SOURCE RECORDS:
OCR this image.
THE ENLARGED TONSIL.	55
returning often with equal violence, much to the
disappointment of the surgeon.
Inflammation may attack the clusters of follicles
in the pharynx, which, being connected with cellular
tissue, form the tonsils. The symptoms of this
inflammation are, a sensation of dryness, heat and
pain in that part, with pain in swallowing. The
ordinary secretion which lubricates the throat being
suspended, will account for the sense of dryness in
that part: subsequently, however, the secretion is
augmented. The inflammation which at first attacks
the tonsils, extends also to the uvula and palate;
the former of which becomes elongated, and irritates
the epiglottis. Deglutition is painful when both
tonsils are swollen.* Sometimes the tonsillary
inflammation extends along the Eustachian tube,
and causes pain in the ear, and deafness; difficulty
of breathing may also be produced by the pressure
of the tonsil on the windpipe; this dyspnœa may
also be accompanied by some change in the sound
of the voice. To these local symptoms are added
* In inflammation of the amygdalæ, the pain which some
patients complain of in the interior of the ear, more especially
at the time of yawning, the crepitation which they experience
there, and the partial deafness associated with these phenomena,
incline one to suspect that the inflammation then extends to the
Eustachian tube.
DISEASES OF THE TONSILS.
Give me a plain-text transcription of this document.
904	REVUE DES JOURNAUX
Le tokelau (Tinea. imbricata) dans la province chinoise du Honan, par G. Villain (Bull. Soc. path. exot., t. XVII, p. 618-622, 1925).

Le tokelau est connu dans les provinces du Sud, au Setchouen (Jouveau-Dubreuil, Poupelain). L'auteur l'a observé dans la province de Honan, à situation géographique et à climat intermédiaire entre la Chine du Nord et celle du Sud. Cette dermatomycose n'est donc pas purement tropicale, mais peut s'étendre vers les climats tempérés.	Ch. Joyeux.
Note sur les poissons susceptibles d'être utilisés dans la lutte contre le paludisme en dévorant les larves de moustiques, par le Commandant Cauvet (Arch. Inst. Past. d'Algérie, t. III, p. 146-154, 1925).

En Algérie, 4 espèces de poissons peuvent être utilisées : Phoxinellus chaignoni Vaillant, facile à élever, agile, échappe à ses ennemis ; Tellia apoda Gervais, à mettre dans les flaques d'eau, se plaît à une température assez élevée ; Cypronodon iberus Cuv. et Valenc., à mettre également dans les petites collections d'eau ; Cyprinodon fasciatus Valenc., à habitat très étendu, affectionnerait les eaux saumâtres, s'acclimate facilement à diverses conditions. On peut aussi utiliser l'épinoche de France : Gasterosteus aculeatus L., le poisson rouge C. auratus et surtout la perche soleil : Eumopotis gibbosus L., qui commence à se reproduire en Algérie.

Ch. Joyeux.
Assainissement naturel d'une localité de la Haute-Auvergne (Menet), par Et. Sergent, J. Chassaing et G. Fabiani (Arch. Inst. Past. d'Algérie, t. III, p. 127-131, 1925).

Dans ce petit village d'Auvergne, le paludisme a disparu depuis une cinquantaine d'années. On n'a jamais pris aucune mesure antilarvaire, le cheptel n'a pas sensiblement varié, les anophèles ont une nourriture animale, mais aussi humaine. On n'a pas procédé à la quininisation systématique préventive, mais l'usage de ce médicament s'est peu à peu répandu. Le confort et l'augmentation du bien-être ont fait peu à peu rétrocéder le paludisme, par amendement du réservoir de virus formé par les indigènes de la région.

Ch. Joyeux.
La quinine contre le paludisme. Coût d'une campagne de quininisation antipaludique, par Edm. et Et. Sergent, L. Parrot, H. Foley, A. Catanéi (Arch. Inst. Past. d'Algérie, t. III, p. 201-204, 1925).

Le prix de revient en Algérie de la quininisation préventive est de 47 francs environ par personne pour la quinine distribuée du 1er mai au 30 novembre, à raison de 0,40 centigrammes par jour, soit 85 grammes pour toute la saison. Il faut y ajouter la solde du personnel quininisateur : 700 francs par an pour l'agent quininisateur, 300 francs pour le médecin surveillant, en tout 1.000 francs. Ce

TASK TO COMPLETE:
Give the data back exactly as it stands.

EXERCISE SOLUTION:
OCR this image.
THE ENLARGED TONSIL.	55
returning often with equal violence, much to the
disappointment of the surgeon.
Inflammation may attack the clusters of follicles
in the pharynx, which, being connected with cellular
tissue, form the tonsils. The symptoms of this
inflammation are, a sensation of dryness, heat and
pain in that part, with pain in swallowing. The
ordinary secretion which lubricates the throat being
suspended, will account for the sense of dryness in
that part: subsequently, however, the secretion is
augmented. The inflammation which at first attacks
the tonsils, extends also to the uvula and palate;
the former of which becomes elongated, and irritates
the epiglottis. Deglutition is painful when both
tonsils are swollen.* Sometimes the tonsillary
inflammation extends along the Eustachian tube,
and causes pain in the ear, and deafness; difficulty
of breathing may also be produced by the pressure
of the tonsil on the windpipe; this dyspnœa may
also be accompanied by some change in the sound
of the voice. To these local symptoms are added
* In inflammation of the amygdalæ, the pain which some
patients complain of in the interior of the ear, more especially
at the time of yawning, the crepitation which they experience
there, and the partial deafness associated with these phenomena,
incline one to suspect that the inflammation then extends to the
Eustachian tube.
DISEASES OF THE TONSILS.
Give me a plain-text transcription of this document.
904	REVUE DES JOURNAUX
Le tokelau (Tinea. imbricata) dans la province chinoise du Honan, par G. Villain (Bull. Soc. path. exot., t. XVII, p. 618-622, 1925).

Le tokelau est connu dans les provinces du Sud, au Setchouen (Jouveau-Dubreuil, Poupelain). L'auteur l'a observé dans la province de Honan, à situation géographique et à climat intermédiaire entre la Chine du Nord et celle du Sud. Cette dermatomycose n'est donc pas purement tropicale, mais peut s'étendre vers les climats tempérés.	Ch. Joyeux.
Note sur les poissons susceptibles d'être utilisés dans la lutte contre le paludisme en dévorant les larves de moustiques, par le Commandant Cauvet (Arch. Inst. Past. d'Algérie, t. III, p. 146-154, 1925).

En Algérie, 4 espèces de poissons peuvent être utilisées : Phoxinellus chaignoni Vaillant, facile à élever, agile, échappe à ses ennemis ; Tellia apoda Gervais, à mettre dans les flaques d'eau, se plaît à une température assez élevée ; Cypronodon iberus Cuv. et Valenc., à mettre également dans les petites collections d'eau ; Cyprinodon fasciatus Valenc., à habitat très étendu, affectionnerait les eaux saumâtres, s'acclimate facilement à diverses conditions. On peut aussi utiliser l'épinoche de France : Gasterosteus aculeatus L., le poisson rouge C. auratus et surtout la perche soleil : Eumopotis gibbosus L., qui commence à se reproduire en Algérie.

Ch. Joyeux.
Assainissement naturel d'une localité de la Haute-Auvergne (Menet), par Et. Sergent, J. Chassaing et G. Fabiani (Arch. Inst. Past. d'Algérie, t. III, p. 127-131, 1925).

Dans ce petit village d'Auvergne, le paludisme a disparu depuis une cinquantaine d'années. On n'a jamais pris aucune mesure antilarvaire, le cheptel n'a pas sensiblement varié, les anophèles ont une nourriture animale, mais aussi humaine. On n'a pas procédé à la quininisation systématique préventive, mais l'usage de ce médicament s'est peu à peu répandu. Le confort et l'augmentation du bien-être ont fait peu à peu rétrocéder le paludisme, par amendement du réservoir de virus formé par les indigènes de la région.

Ch. Joyeux.
La quinine contre le paludisme. Coût d'une campagne de quininisation antipaludique, par Edm. et Et. Sergent, L. Parrot, H. Foley, A. Catanéi (Arch. Inst. Past. d'Algérie, t. III, p. 201-204, 1925).

Le prix de revient en Algérie de la quininisation préventive est de 47 francs environ par personne pour la quinine distribuée du 1er mai au 30 novembre, à raison de 0,40 centigrammes par jour, soit 85 grammes pour toute la saison. Il faut y ajouter la solde du personnel quininisateur : 700 francs par an pour l'agent quininisateur, 300 francs pour le médecin surveillant, en tout 1.000 francs. Ce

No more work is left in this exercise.